Set exercise 1. In the biography of Imran Shah, in what year did he join Gargaon College as a lecturer in Assamese?

Reading passage.
━━━━━━━━━━━━━━━━━━━━━━━━━━━━━━

Imran Shah (born 23 November 1933), also known as Nawab Imran Shah is an Indian Assamese language writer, poet, novelist, and scholar. He also writes under the pen names Ishan Dutta, Anamika Baruah, Kumbhakarna, and Animesh Baruah. The Government of India awarded him the fourth highest civilian honour of the Padma Shri, in 2021, for his contributions to literature and education.

Early life 
Imran Shah was born on 23 November 1933 in Sivasagar, Assam. He was the youngest child of Muhammad Shah and Mariam Nessa.

Shah attended '2 Nong Dhai Ali Prathamik Vidyalaya' (No. 2 Dhai Ali Primary School), followed by attendance at the Government High School, Sivasagar. In 1952, he enrolled in the ISC course at Cotton College, Guwahati, and in 1958, he was awarded a Bachelor of Arts degree from Sivasagar College. He earned his M.A  in Assamese language from Gauhati University.

Professional background

Teaching career
Shah started his professional career as a temporary teacher at Konwarpur High School, Sivasagar and later joined the staff at Sivasagar High Madrassa School, after completing his ISC. Upon gaining his M.A. degree from Gauhati University he joined Gargaon College as a lecturer in Assamese in 1962. From there he moved a year later to become a lecturer in Assamese at Sivasagar College, from which he retired as Head of the Department in 1993. During his retirement, he established Arunudoi College, a junior college near his home and served as its principal.

Writing and editing career
Shah began writing while still in school. His first book of poems Banvashi was published when he was in the ninth standard. The following year, when he was in the tenth standard, his first novel, Sangeetor Hkhipare was published. He wrote poetry in Ramdhenu under the pen name Ishan Dutta. His first short story, "Aparicheeta" was published in 1958, in Natun Asomiya and edited by Kirtinath Hazarika.

He edited Bosoror Galpa, an anthology of selected Assamese short stories, from 1982 to 1984, as well as editing, with Arun Goswami, Kalantarar Kathakata – another anthology of Assamese short stories, from 1961 to 1975.

Two of his written works were made translated into other mediums. His novel Jabanbandi was broadcast as a radio-recitation by Akaashvani, Dibrugarh. In addition, the Assamese film Rasmirekha, is based on his novel, Rajanigandha, and was released in 1973, produced by Prafulla Baruah.

He was elected as the president of Asam Sahitya Sabha, the state's literary body located in Barpeta Road for the 2013-2015 session.

Published works 
 Banavashi (Book of Poems)

━━━━━━━━━━━━━━━━━━━━━━━━━━━━━━

Provided records.
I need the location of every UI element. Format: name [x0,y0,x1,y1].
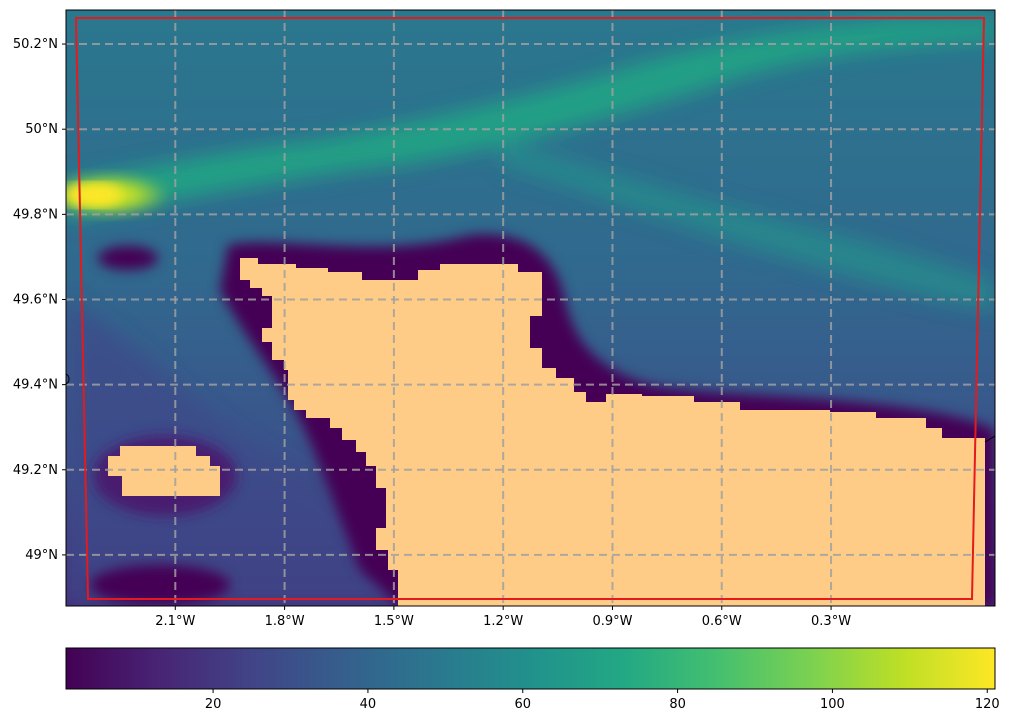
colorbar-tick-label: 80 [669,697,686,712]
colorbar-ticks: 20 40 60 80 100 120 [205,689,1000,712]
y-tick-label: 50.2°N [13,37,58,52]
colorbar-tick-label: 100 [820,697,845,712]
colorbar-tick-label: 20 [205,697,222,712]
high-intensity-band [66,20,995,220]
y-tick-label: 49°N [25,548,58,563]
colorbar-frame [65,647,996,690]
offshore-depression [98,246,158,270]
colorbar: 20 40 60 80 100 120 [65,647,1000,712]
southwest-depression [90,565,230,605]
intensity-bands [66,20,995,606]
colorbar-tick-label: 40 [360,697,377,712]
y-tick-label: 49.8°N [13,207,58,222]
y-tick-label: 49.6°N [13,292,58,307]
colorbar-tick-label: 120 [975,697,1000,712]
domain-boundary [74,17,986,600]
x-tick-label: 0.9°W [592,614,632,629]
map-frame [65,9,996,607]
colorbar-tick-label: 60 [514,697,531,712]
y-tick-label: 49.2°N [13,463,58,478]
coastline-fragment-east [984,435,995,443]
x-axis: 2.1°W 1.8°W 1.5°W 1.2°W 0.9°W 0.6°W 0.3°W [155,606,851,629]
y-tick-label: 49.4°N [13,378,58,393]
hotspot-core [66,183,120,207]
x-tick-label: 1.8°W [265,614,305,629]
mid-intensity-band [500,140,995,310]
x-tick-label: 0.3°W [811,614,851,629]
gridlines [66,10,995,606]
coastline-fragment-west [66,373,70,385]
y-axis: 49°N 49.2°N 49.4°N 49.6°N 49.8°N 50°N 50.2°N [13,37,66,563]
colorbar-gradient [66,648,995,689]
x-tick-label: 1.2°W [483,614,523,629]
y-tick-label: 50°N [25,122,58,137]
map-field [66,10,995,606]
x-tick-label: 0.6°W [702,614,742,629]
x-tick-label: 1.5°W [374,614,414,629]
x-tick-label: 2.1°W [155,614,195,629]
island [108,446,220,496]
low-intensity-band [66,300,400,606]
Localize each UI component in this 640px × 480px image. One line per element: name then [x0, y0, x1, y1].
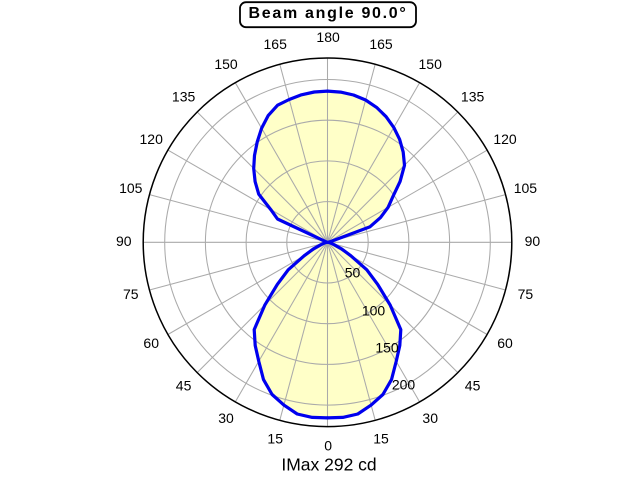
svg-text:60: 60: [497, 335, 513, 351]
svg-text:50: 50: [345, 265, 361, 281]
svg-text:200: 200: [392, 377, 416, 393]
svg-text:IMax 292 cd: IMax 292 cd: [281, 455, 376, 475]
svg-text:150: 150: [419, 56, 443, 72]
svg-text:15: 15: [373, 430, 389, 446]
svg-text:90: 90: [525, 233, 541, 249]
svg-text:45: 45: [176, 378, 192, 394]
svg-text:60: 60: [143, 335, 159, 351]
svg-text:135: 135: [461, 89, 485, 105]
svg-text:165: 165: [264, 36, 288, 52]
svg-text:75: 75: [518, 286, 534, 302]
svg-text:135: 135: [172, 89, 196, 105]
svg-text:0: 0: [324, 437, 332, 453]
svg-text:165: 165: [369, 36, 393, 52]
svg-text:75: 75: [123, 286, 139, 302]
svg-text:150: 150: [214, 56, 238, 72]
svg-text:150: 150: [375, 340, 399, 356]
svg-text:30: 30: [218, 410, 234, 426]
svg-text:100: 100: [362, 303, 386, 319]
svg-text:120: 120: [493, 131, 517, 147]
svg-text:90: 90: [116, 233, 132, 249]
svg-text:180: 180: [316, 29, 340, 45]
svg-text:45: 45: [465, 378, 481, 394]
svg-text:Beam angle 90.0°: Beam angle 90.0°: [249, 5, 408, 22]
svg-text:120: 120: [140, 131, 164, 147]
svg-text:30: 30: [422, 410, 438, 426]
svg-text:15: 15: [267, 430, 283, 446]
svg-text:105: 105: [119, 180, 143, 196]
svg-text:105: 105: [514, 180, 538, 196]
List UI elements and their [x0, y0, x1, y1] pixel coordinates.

━━━━━━━━━━━━━━━━━━━━━━━━━━━━━━

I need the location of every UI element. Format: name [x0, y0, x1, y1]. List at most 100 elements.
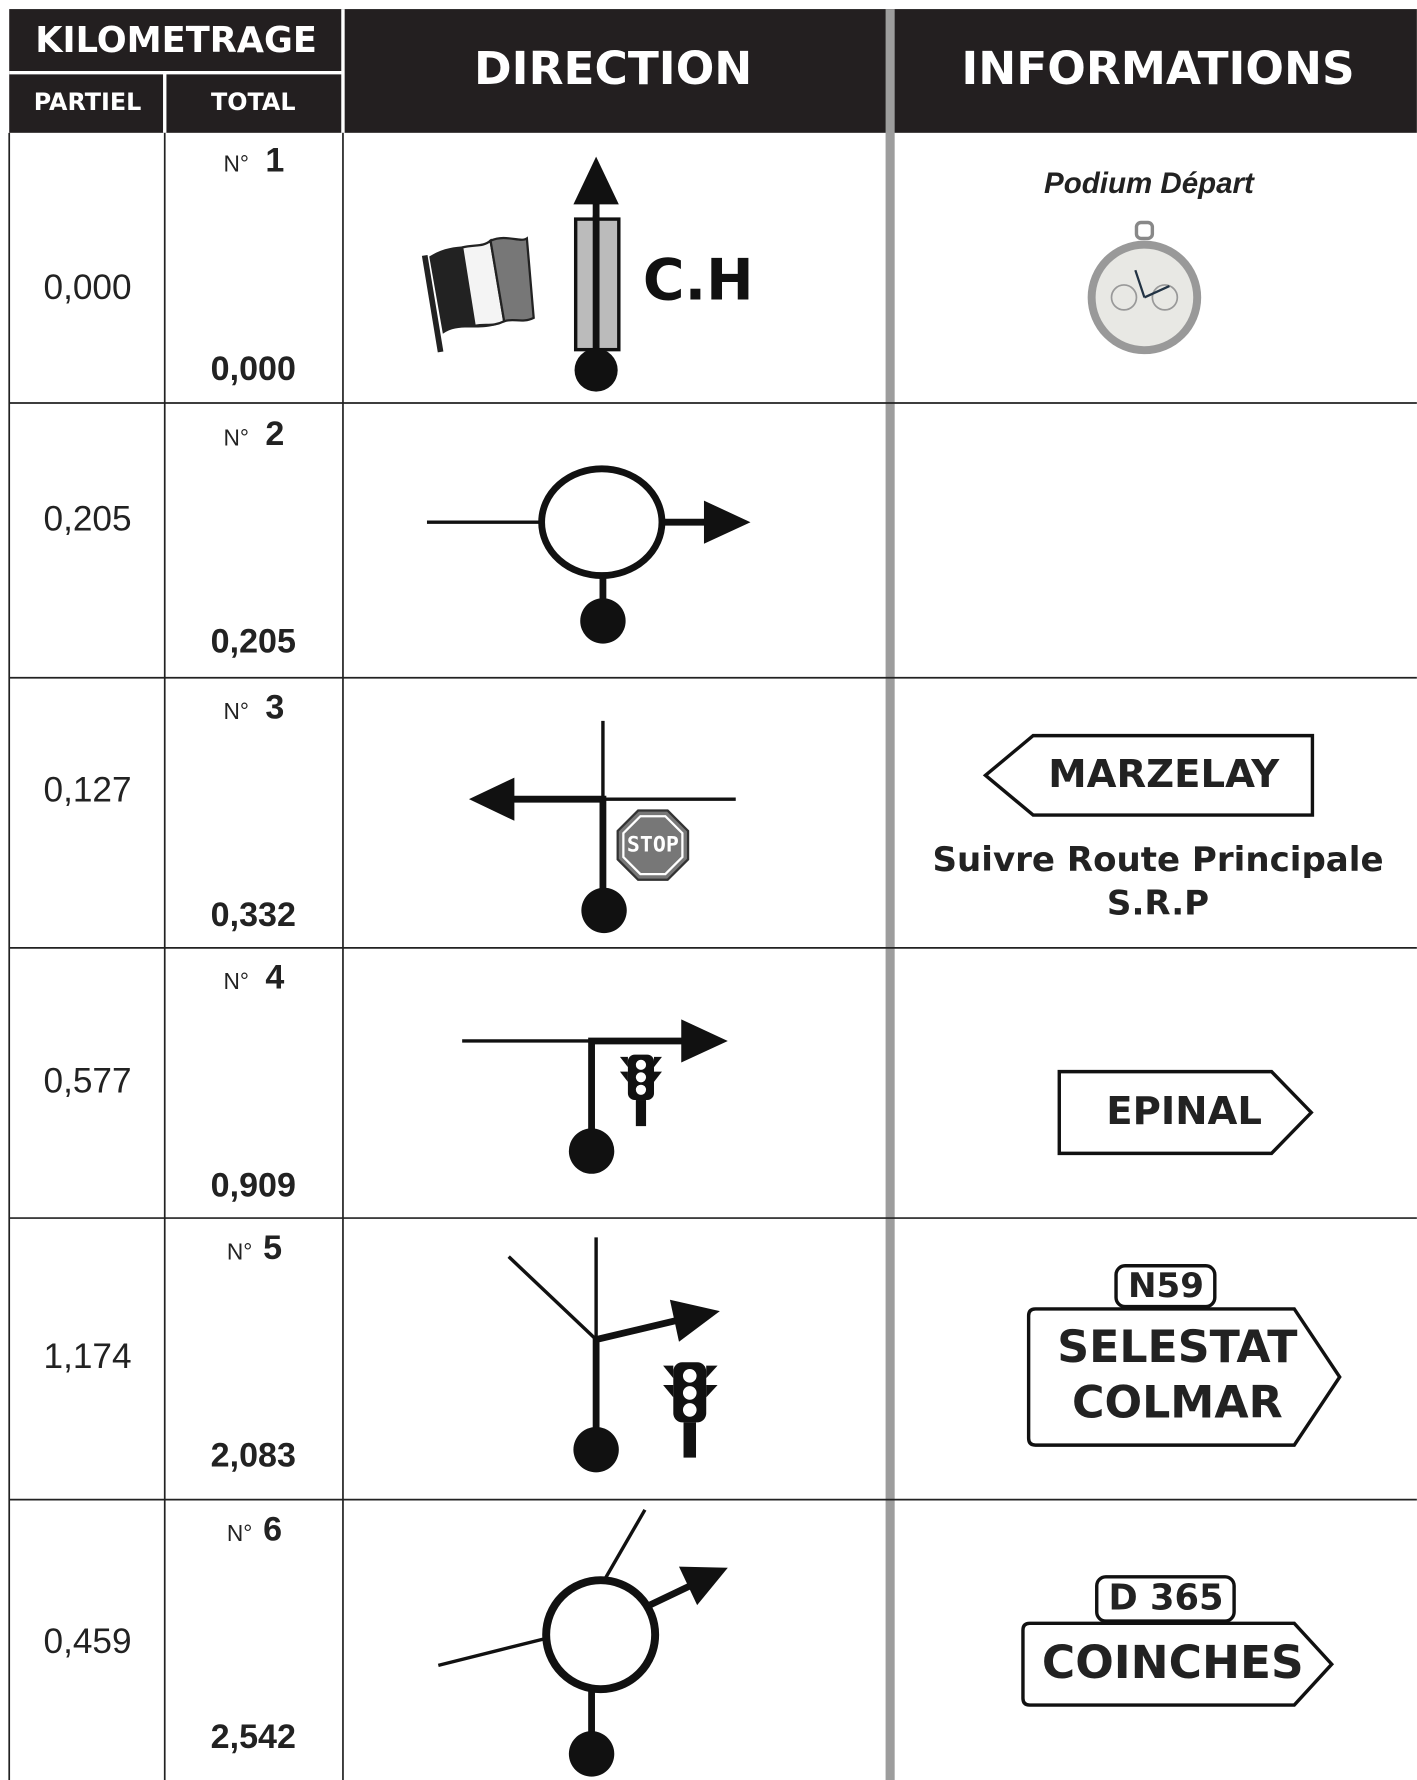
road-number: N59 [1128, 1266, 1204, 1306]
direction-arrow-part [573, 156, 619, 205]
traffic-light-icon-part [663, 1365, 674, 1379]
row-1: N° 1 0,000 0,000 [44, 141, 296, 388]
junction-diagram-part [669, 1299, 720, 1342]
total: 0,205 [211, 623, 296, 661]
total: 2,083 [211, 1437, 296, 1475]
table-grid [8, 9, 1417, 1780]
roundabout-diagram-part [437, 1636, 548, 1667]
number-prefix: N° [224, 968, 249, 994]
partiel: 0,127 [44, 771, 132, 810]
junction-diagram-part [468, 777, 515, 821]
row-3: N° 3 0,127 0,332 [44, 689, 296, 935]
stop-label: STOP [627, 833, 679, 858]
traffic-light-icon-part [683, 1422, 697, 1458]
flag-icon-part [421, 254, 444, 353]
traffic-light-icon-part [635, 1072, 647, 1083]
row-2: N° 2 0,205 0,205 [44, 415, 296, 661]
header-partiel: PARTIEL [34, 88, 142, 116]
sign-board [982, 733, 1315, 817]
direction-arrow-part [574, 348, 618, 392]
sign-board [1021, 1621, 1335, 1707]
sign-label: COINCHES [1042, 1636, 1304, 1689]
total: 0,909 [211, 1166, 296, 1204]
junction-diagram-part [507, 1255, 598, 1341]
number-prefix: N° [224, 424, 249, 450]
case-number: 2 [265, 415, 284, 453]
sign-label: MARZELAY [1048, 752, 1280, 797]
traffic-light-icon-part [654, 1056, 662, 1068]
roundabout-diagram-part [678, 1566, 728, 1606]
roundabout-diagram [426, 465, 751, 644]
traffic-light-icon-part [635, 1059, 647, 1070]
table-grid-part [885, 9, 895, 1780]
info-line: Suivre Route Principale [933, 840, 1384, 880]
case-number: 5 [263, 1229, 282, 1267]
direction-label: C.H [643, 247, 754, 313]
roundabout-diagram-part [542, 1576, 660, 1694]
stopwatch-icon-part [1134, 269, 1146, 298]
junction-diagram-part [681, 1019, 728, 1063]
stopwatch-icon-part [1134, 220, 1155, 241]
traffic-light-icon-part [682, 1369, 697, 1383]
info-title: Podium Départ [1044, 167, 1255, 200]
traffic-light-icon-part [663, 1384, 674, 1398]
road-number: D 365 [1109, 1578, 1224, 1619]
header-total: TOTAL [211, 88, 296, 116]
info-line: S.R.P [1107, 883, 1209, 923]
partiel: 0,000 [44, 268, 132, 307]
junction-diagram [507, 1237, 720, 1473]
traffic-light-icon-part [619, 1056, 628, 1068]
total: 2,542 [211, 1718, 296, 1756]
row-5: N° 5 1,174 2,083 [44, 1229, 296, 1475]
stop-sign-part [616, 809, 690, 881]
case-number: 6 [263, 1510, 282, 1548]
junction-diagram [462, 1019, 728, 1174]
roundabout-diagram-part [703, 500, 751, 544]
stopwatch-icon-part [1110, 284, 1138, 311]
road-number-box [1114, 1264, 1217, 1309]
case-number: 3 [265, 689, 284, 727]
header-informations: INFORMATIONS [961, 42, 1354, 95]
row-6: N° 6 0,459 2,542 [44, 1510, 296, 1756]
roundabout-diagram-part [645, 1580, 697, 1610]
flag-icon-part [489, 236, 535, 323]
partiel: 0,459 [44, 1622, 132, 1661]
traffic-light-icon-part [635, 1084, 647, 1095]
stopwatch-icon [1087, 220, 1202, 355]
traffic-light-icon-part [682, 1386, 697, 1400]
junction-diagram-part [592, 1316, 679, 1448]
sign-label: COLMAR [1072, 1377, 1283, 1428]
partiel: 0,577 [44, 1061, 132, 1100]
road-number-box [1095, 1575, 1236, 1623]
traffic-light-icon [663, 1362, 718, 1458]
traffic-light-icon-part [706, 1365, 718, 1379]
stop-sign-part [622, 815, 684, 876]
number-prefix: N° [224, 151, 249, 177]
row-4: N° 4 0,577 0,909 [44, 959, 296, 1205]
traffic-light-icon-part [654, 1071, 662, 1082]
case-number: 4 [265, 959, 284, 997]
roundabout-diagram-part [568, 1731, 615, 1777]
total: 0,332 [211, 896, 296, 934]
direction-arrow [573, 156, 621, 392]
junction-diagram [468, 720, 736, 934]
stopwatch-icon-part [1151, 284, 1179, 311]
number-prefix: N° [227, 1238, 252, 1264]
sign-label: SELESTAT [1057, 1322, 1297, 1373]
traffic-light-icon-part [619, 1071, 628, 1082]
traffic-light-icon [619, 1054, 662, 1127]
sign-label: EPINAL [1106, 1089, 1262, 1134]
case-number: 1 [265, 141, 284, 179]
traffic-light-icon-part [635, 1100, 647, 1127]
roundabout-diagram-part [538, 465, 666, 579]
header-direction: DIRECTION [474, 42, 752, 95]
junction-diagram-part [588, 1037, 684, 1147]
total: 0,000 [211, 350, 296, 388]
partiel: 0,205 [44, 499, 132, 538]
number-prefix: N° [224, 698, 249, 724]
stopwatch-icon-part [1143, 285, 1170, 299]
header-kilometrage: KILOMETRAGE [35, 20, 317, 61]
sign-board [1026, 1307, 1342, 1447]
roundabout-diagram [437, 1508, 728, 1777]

━━━━━━━━━━━━━━━━━━━━━━━━━━━━━━

Set exercise 2. Copy lines from the records verbatim, starting at the line that contains "road-number: N59 [1128, 1266, 1204, 1306]" and stopping after the line that contains "total: 0,909 [211, 1166, 296, 1204]".

Solution 1. 1962

Solution 2.
road-number: N59 [1128, 1266, 1204, 1306]
direction-arrow-part [573, 156, 619, 205]
traffic-light-icon-part [663, 1365, 674, 1379]
row-1: N° 1 0,000 0,000 [44, 141, 296, 388]
junction-diagram-part [669, 1299, 720, 1342]
total: 0,205 [211, 623, 296, 661]
total: 2,083 [211, 1437, 296, 1475]
table-grid [8, 9, 1417, 1780]
roundabout-diagram-part [437, 1636, 548, 1667]
number-prefix: N° [224, 968, 249, 994]
partiel: 0,127 [44, 771, 132, 810]
junction-diagram-part [468, 777, 515, 821]
row-3: N° 3 0,127 0,332 [44, 689, 296, 935]
stop-label: STOP [627, 833, 679, 858]
traffic-light-icon-part [683, 1422, 697, 1458]
flag-icon-part [421, 254, 444, 353]
traffic-light-icon-part [635, 1072, 647, 1083]
row-2: N° 2 0,205 0,205 [44, 415, 296, 661]
header-partiel: PARTIEL [34, 88, 142, 116]
sign-board [982, 733, 1315, 817]
direction-arrow-part [574, 348, 618, 392]
sign-board [1021, 1621, 1335, 1707]
sign-label: COINCHES [1042, 1636, 1304, 1689]
total: 0,909 [211, 1166, 296, 1204]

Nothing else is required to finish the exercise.